• [Requirement]
Below is some material; set it all down exactly, apart from the pictures.

• [Entries]
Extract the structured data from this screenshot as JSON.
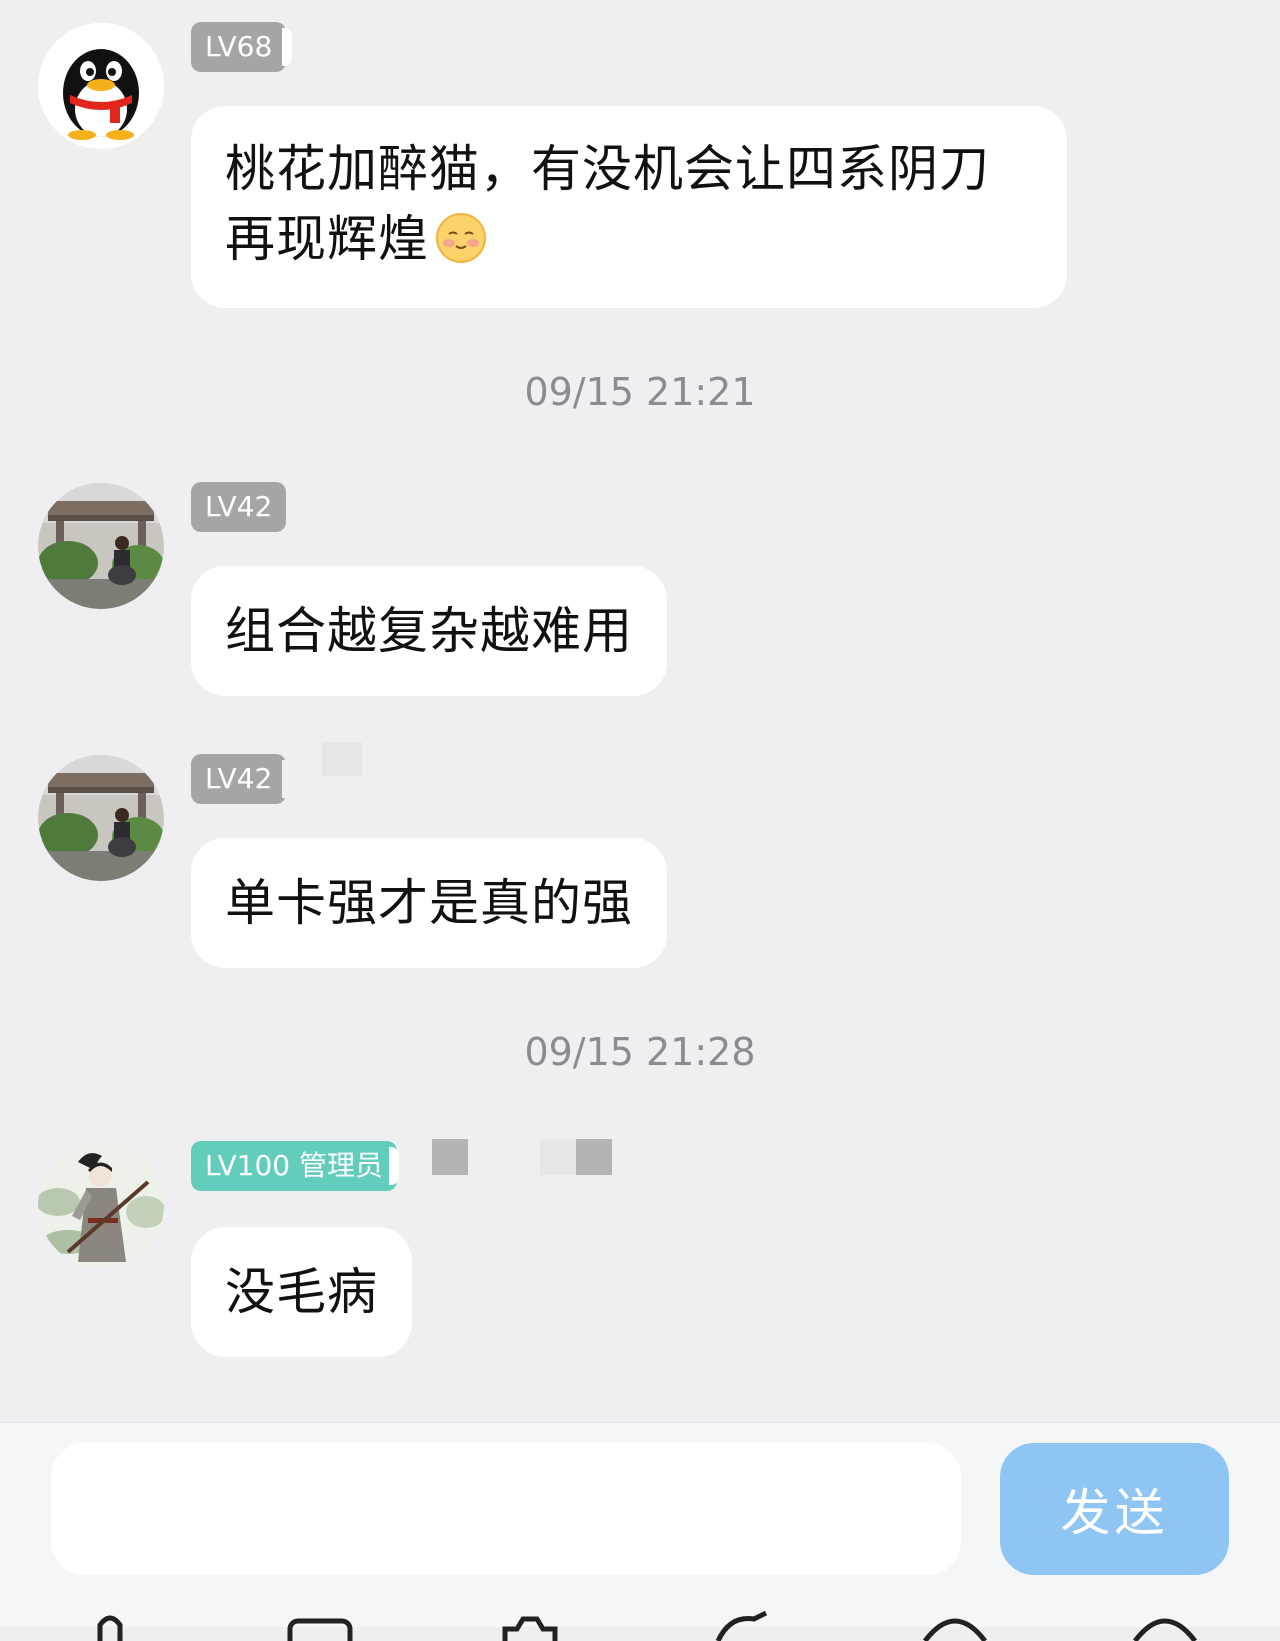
{
  "messages": [
    {
      "avatar": "qq-penguin-avatar",
      "level": "LV68",
      "text_line1": "桃花加醉猫，有没机会让四系阴刀",
      "text_line2": "再现辉煌",
      "emoji": "blush-smile-emoji"
    },
    {
      "avatar": "photo-gate-avatar",
      "level": "LV42",
      "text": "组合越复杂越难用"
    },
    {
      "avatar": "photo-gate-avatar",
      "level": "LV42",
      "text": "单卡强才是真的强"
    },
    {
      "avatar": "ink-painting-swordsman-avatar",
      "level": "LV100 管理员",
      "text": "没毛病"
    }
  ],
  "timestamps": [
    "09/15 21:21",
    "09/15 21:28"
  ],
  "composer": {
    "input_value": "",
    "send_label": "发送"
  },
  "colors": {
    "background": "#efeff1",
    "bubble": "#ffffff",
    "level_badge": "#a5a5a8",
    "admin_badge": "#63cdbc",
    "send_button": "#8ec5f2",
    "timestamp": "#8b8b90"
  }
}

• [Complete output]
Extract the structured data from this screenshot as JSON.
{
  "messages": [
    {
      "avatar": "qq-penguin-avatar",
      "level": "LV68",
      "text_line1": "桃花加醉猫，有没机会让四系阴刀",
      "text_line2": "再现辉煌",
      "emoji": "blush-smile-emoji"
    },
    {
      "avatar": "photo-gate-avatar",
      "level": "LV42",
      "text": "组合越复杂越难用"
    },
    {
      "avatar": "photo-gate-avatar",
      "level": "LV42",
      "text": "单卡强才是真的强"
    },
    {
      "avatar": "ink-painting-swordsman-avatar",
      "level": "LV100 管理员",
      "text": "没毛病"
    }
  ],
  "timestamps": [
    "09/15 21:21",
    "09/15 21:28"
  ],
  "composer": {
    "input_value": "",
    "send_label": "发送"
  },
  "colors": {
    "background": "#efeff1",
    "bubble": "#ffffff",
    "level_badge": "#a5a5a8",
    "admin_badge": "#63cdbc",
    "send_button": "#8ec5f2",
    "timestamp": "#8b8b90"
  }
}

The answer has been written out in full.